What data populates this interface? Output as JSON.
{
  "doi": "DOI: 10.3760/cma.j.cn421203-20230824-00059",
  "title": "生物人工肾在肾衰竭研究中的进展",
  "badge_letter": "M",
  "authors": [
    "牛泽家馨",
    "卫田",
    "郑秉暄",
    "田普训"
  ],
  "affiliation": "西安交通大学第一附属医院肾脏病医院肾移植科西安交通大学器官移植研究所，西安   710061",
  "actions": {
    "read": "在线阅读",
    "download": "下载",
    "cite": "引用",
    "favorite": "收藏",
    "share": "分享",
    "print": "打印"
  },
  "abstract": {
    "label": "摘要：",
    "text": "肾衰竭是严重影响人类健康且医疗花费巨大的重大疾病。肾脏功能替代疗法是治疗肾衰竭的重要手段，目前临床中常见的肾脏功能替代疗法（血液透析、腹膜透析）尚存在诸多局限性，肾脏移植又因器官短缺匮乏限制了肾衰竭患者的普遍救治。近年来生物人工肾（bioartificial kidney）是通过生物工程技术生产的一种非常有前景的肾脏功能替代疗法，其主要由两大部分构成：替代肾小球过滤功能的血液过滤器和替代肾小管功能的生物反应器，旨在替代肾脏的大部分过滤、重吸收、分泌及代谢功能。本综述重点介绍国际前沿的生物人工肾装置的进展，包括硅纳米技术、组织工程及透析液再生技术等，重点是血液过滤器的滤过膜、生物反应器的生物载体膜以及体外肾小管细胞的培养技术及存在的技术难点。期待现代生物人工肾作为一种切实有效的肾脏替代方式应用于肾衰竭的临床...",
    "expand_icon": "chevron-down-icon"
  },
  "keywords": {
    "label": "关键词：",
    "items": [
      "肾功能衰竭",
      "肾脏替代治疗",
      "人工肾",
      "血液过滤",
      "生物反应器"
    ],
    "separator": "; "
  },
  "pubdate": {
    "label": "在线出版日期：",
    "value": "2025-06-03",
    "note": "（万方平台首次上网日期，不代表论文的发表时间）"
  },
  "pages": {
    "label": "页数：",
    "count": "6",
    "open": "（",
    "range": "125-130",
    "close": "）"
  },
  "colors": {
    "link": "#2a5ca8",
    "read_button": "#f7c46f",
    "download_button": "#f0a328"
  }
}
=======
▶ WHAT IS REQUIRED
Type the whole listing again, unaltered.

▶ TASK OUTPUT
What data populates this interface? Output as JSON.
{
  "doi": "DOI: 10.3760/cma.j.cn421203-20230824-00059",
  "title": "生物人工肾在肾衰竭研究中的进展",
  "badge_letter": "M",
  "authors": [
    "牛泽家馨",
    "卫田",
    "郑秉暄",
    "田普训"
  ],
  "affiliation": "西安交通大学第一附属医院肾脏病医院肾移植科西安交通大学器官移植研究所，西安   710061",
  "actions": {
    "read": "在线阅读",
    "download": "下载",
    "cite": "引用",
    "favorite": "收藏",
    "share": "分享",
    "print": "打印"
  },
  "abstract": {
    "label": "摘要：",
    "text": "肾衰竭是严重影响人类健康且医疗花费巨大的重大疾病。肾脏功能替代疗法是治疗肾衰竭的重要手段，目前临床中常见的肾脏功能替代疗法（血液透析、腹膜透析）尚存在诸多局限性，肾脏移植又因器官短缺匮乏限制了肾衰竭患者的普遍救治。近年来生物人工肾（bioartificial kidney）是通过生物工程技术生产的一种非常有前景的肾脏功能替代疗法，其主要由两大部分构成：替代肾小球过滤功能的血液过滤器和替代肾小管功能的生物反应器，旨在替代肾脏的大部分过滤、重吸收、分泌及代谢功能。本综述重点介绍国际前沿的生物人工肾装置的进展，包括硅纳米技术、组织工程及透析液再生技术等，重点是血液过滤器的滤过膜、生物反应器的生物载体膜以及体外肾小管细胞的培养技术及存在的技术难点。期待现代生物人工肾作为一种切实有效的肾脏替代方式应用于肾衰竭的临床...",
    "expand_icon": "chevron-down-icon"
  },
  "keywords": {
    "label": "关键词：",
    "items": [
      "肾功能衰竭",
      "肾脏替代治疗",
      "人工肾",
      "血液过滤",
      "生物反应器"
    ],
    "separator": "; "
  },
  "pubdate": {
    "label": "在线出版日期：",
    "value": "2025-06-03",
    "note": "（万方平台首次上网日期，不代表论文的发表时间）"
  },
  "pages": {
    "label": "页数：",
    "count": "6",
    "open": "（",
    "range": "125-130",
    "close": "）"
  },
  "colors": {
    "link": "#2a5ca8",
    "read_button": "#f7c46f",
    "download_button": "#f0a328"
  }
}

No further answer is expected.